◆ Description of the task
Copy the records below exactly, leaving out every picture.
<<<<
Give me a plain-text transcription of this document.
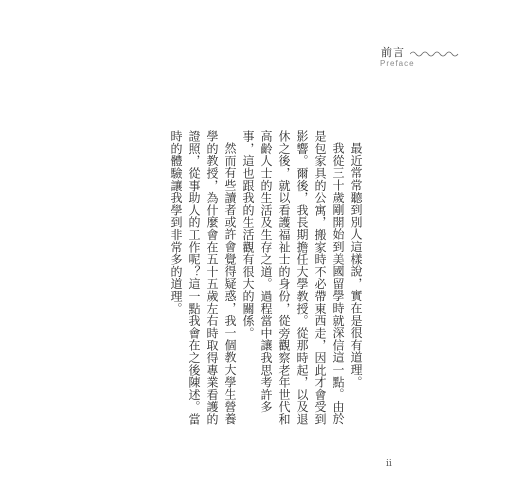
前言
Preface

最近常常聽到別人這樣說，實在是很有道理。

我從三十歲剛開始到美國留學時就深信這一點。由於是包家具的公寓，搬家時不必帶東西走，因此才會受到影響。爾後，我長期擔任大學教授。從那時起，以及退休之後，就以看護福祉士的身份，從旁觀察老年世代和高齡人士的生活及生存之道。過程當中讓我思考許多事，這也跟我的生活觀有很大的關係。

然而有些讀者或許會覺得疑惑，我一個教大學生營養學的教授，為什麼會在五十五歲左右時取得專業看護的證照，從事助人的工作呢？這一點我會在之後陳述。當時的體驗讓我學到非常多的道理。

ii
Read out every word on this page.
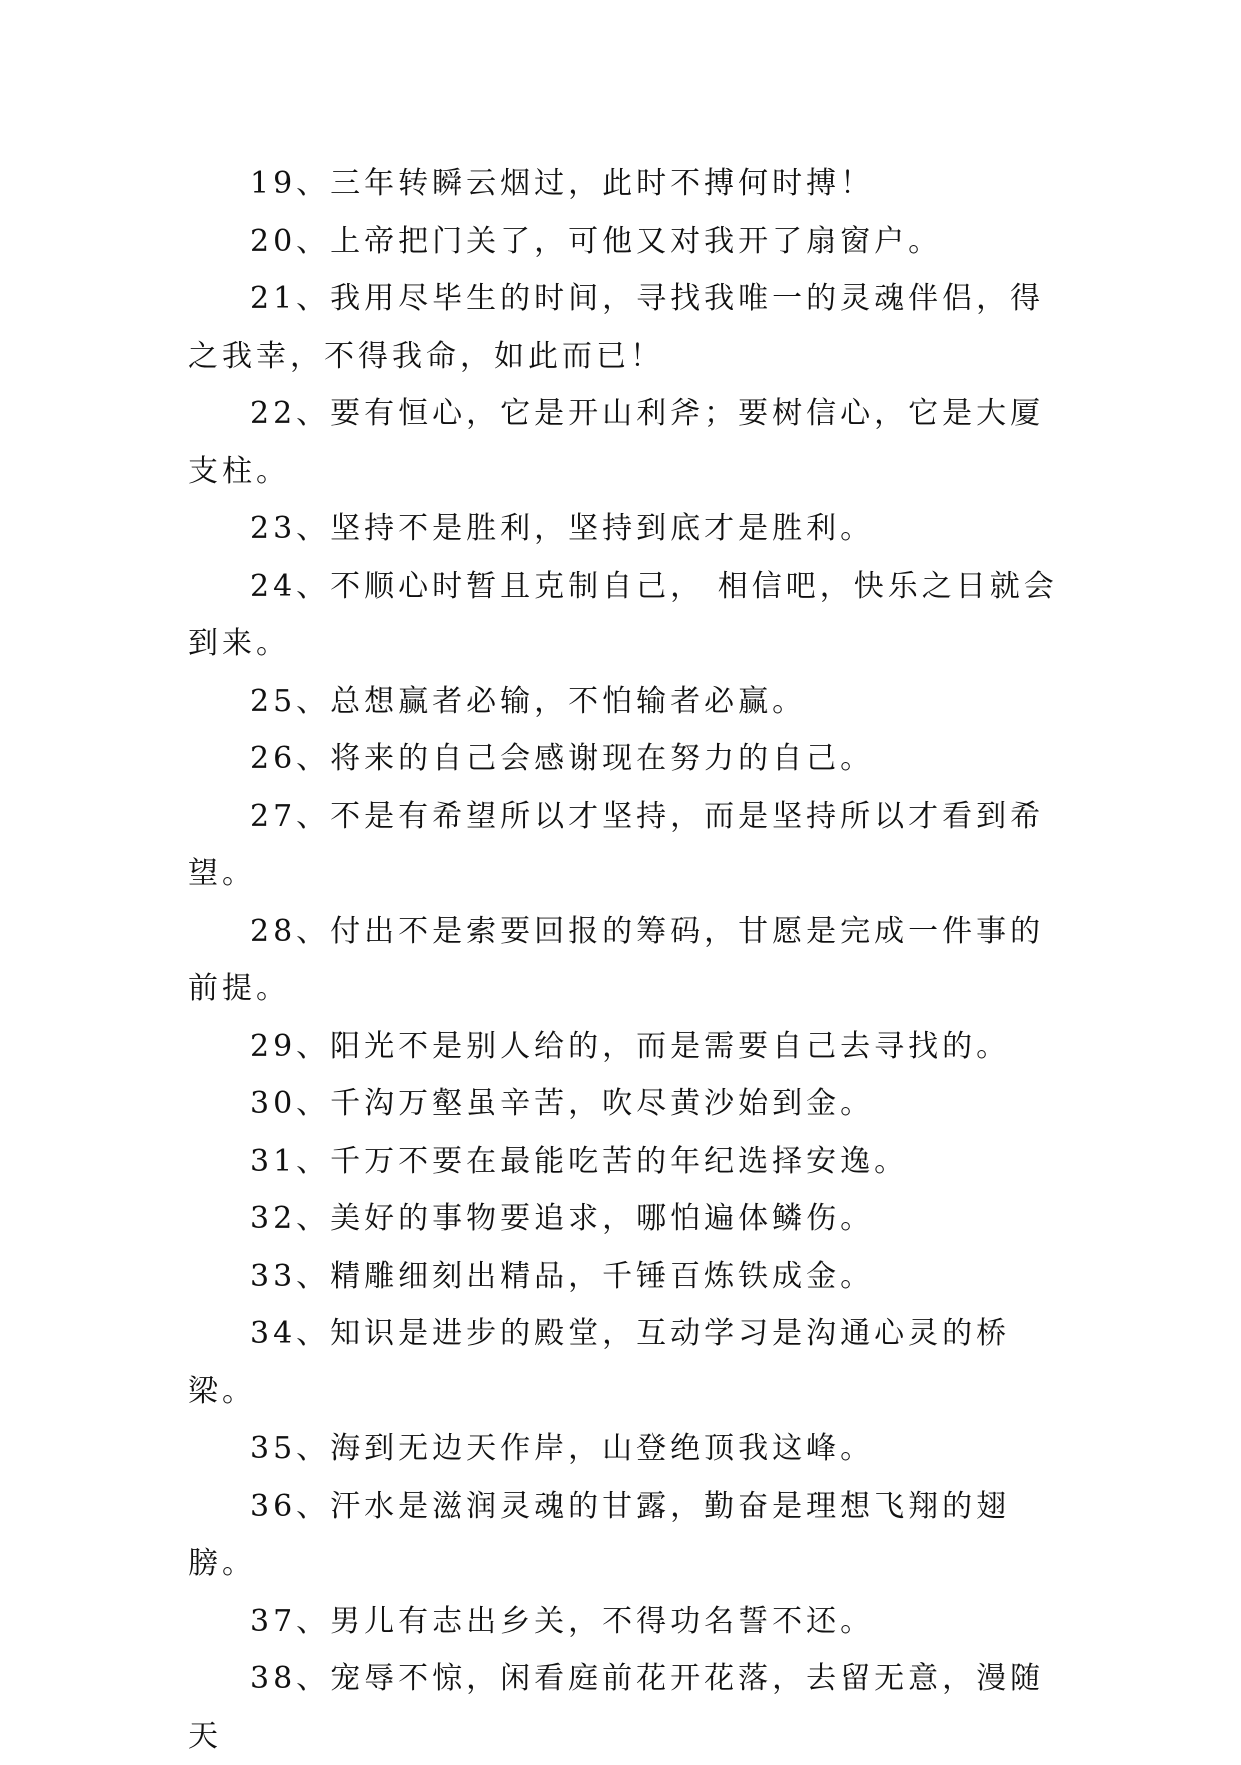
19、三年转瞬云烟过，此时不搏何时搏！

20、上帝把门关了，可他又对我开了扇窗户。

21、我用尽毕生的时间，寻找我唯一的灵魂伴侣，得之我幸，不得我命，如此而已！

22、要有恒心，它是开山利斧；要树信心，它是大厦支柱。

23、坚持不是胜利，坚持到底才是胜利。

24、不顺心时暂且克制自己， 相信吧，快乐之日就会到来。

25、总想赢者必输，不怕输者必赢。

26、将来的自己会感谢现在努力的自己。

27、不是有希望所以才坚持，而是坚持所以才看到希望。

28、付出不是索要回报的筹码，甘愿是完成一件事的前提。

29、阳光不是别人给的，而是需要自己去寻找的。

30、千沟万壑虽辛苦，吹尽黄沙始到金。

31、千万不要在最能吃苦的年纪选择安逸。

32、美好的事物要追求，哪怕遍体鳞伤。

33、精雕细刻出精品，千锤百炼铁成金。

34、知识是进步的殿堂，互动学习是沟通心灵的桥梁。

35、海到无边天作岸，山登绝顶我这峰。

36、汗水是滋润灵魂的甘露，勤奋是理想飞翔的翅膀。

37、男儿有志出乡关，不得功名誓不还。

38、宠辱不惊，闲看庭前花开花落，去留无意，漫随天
>>>>
◆ Full solution
Give me a plain-text transcription of this document.
前言
Preface

最近常常聽到別人這樣說，實在是很有道理。

我從三十歲剛開始到美國留學時就深信這一點。由於是包家具的公寓，搬家時不必帶東西走，因此才會受到影響。爾後，我長期擔任大學教授。從那時起，以及退休之後，就以看護福祉士的身份，從旁觀察老年世代和高齡人士的生活及生存之道。過程當中讓我思考許多事，這也跟我的生活觀有很大的關係。

然而有些讀者或許會覺得疑惑，我一個教大學生營養學的教授，為什麼會在五十五歲左右時取得專業看護的證照，從事助人的工作呢？這一點我會在之後陳述。當時的體驗讓我學到非常多的道理。

ii
Read out every word on this page.
19、三年转瞬云烟过，此时不搏何时搏！

20、上帝把门关了，可他又对我开了扇窗户。

21、我用尽毕生的时间，寻找我唯一的灵魂伴侣，得之我幸，不得我命，如此而已！

22、要有恒心，它是开山利斧；要树信心，它是大厦支柱。

23、坚持不是胜利，坚持到底才是胜利。

24、不顺心时暂且克制自己， 相信吧，快乐之日就会到来。

25、总想赢者必输，不怕输者必赢。

26、将来的自己会感谢现在努力的自己。

27、不是有希望所以才坚持，而是坚持所以才看到希望。

28、付出不是索要回报的筹码，甘愿是完成一件事的前提。

29、阳光不是别人给的，而是需要自己去寻找的。

30、千沟万壑虽辛苦，吹尽黄沙始到金。

31、千万不要在最能吃苦的年纪选择安逸。

32、美好的事物要追求，哪怕遍体鳞伤。

33、精雕细刻出精品，千锤百炼铁成金。

34、知识是进步的殿堂，互动学习是沟通心灵的桥梁。

35、海到无边天作岸，山登绝顶我这峰。

36、汗水是滋润灵魂的甘露，勤奋是理想飞翔的翅膀。

37、男儿有志出乡关，不得功名誓不还。

38、宠辱不惊，闲看庭前花开花落，去留无意，漫随天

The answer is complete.